___ GIVEN INFORMATION

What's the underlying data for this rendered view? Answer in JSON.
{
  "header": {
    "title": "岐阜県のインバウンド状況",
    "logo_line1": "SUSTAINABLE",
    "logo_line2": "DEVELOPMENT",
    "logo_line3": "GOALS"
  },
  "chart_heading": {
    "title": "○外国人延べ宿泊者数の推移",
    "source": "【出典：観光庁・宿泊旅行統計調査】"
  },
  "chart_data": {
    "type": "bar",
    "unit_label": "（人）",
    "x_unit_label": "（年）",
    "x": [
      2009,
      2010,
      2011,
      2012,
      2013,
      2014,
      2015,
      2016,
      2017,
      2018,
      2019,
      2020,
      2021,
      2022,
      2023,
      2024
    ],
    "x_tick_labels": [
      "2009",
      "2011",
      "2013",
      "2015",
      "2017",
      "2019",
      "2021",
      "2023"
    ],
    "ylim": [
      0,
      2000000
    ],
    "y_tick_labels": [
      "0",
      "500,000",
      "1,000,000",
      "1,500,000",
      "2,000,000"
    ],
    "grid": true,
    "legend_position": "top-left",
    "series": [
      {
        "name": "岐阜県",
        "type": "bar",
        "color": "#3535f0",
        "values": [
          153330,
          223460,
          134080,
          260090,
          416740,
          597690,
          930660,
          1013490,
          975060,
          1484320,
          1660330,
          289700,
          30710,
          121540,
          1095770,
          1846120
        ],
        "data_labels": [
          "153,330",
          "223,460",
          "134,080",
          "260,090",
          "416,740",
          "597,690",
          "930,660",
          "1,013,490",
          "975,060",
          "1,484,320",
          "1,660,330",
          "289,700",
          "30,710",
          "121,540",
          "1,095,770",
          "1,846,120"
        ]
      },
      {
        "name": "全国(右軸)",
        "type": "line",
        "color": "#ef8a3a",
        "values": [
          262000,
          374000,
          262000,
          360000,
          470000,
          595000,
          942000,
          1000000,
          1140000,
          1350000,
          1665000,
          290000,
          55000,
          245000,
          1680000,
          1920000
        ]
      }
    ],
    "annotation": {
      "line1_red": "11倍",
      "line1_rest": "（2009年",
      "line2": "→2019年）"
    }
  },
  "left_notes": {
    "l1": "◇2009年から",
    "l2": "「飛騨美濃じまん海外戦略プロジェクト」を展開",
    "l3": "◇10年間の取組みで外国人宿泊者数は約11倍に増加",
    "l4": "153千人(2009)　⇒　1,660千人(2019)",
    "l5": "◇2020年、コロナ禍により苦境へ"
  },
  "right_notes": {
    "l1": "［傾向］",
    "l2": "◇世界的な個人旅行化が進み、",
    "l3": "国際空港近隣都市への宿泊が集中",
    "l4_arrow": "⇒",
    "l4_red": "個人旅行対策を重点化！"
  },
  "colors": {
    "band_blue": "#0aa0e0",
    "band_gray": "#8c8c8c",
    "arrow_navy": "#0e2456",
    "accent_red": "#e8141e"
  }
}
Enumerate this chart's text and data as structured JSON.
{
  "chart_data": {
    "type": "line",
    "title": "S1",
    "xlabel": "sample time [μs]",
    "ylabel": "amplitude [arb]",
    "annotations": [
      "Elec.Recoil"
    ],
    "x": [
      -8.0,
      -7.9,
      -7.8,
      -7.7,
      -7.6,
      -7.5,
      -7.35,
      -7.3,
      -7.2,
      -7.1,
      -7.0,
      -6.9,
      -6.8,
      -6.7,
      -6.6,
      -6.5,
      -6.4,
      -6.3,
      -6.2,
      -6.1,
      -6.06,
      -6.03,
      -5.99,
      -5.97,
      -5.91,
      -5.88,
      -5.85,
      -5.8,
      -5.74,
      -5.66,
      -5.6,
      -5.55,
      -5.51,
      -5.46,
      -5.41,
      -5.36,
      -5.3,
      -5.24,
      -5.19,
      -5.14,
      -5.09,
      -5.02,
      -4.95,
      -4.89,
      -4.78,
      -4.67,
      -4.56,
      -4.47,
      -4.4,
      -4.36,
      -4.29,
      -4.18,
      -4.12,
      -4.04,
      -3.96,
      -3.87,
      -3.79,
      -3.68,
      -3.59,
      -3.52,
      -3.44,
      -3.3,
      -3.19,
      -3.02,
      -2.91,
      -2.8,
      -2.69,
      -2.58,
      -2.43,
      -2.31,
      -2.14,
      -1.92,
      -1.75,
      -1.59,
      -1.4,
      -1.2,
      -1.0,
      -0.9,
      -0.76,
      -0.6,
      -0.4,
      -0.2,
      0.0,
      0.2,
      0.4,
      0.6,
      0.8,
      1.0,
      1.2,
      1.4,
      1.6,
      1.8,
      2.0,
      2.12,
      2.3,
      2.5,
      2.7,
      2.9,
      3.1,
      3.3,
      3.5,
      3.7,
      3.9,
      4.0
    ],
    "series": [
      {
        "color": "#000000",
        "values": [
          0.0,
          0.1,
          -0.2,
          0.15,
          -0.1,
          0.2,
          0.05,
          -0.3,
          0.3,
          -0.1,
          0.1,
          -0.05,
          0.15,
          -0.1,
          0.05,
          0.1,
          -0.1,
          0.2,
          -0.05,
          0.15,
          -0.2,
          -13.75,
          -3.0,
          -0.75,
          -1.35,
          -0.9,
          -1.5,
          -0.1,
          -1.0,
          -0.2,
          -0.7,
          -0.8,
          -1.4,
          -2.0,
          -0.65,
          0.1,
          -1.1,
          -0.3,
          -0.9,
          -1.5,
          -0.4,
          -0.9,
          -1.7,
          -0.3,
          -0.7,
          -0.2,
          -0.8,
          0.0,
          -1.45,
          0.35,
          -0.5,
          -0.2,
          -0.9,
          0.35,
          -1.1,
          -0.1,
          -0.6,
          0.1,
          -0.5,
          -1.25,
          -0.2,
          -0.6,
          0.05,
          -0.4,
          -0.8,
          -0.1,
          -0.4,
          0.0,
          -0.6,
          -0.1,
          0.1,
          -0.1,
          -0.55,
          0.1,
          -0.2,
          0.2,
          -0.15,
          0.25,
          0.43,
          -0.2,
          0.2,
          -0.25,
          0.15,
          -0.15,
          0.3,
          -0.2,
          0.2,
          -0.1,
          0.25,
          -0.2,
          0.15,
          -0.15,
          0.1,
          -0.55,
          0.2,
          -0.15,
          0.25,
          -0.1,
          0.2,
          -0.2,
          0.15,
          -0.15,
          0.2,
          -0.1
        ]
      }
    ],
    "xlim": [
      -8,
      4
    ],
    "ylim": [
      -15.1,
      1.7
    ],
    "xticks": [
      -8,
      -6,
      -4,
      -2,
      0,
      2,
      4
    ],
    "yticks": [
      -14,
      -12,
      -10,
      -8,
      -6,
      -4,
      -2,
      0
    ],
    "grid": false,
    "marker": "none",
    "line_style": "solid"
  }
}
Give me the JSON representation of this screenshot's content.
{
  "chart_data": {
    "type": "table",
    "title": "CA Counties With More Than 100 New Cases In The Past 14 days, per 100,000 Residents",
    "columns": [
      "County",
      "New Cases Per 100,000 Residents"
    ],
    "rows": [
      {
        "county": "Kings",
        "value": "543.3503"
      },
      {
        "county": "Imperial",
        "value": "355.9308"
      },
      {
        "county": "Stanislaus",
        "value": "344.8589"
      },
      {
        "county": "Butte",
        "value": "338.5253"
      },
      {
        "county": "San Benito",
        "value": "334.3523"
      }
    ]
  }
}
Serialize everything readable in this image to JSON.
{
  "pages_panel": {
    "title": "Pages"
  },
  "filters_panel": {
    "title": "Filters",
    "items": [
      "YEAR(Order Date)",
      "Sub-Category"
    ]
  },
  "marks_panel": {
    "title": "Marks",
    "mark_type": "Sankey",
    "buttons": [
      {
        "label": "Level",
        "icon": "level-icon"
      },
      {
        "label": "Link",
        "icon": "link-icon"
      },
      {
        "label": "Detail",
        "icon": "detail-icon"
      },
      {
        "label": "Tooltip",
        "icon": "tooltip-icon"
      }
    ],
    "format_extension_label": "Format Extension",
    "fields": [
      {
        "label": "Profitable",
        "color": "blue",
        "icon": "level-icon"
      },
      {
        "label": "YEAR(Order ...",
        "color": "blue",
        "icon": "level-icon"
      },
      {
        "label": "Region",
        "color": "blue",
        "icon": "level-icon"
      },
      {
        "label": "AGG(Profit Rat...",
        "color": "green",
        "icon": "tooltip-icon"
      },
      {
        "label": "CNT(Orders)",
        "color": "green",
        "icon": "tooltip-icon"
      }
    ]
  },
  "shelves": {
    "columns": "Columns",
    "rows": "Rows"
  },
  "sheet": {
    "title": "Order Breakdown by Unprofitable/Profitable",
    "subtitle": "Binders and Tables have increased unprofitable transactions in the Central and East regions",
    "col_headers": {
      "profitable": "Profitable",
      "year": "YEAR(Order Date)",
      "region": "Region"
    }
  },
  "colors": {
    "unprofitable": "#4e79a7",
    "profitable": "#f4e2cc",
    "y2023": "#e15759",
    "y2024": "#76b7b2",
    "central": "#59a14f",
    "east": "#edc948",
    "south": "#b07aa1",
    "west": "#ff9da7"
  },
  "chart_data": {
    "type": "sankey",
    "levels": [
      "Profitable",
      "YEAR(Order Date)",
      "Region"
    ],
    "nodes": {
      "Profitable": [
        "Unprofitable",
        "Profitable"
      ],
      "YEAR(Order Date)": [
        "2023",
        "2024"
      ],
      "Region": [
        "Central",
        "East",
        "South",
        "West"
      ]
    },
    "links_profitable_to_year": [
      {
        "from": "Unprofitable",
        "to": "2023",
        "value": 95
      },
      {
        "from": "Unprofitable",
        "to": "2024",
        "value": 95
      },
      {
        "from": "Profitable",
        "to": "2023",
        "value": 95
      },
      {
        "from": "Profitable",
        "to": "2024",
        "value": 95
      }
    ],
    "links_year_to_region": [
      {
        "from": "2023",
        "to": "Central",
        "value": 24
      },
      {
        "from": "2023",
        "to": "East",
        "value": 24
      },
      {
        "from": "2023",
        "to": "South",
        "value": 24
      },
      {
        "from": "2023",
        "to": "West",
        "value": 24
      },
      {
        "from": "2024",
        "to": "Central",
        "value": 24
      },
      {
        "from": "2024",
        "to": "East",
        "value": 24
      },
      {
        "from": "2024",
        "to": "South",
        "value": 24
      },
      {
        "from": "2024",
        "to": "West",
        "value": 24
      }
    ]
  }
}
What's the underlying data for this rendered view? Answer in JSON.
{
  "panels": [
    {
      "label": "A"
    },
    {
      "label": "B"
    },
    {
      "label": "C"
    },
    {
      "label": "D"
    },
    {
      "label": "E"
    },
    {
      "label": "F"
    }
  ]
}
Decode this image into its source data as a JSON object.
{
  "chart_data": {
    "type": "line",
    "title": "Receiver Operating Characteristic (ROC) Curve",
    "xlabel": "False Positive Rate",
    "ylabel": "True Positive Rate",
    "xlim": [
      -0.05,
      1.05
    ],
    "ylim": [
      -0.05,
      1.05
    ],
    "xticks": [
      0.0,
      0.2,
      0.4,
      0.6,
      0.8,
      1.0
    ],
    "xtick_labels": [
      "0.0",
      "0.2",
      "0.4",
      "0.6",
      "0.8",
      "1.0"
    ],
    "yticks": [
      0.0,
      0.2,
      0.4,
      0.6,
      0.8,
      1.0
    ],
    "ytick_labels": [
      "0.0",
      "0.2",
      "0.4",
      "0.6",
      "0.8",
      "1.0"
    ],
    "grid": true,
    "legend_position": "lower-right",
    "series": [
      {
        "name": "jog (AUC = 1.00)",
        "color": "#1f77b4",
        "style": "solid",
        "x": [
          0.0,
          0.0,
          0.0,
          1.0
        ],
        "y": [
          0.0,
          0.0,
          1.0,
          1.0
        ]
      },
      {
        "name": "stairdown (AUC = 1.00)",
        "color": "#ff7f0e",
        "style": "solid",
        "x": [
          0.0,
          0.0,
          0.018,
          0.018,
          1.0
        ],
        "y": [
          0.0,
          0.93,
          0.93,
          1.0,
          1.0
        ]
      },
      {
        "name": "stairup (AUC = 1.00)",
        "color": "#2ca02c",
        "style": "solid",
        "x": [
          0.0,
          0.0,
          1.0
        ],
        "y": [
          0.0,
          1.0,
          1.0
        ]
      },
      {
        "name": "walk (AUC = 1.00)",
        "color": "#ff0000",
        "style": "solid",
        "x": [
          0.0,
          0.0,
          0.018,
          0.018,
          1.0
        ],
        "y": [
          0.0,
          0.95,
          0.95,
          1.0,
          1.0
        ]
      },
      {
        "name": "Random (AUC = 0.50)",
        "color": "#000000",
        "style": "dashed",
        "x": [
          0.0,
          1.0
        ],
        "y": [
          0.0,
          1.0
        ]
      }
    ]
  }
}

______

### TASK STATEMENT
Look through the entries and find each line that has the string "xlabel". Copy those lines.

### ANSWER TO THE PROBLEM
    "xlabel": "sample time [μs]",
    "xlabel": "False Positive Rate",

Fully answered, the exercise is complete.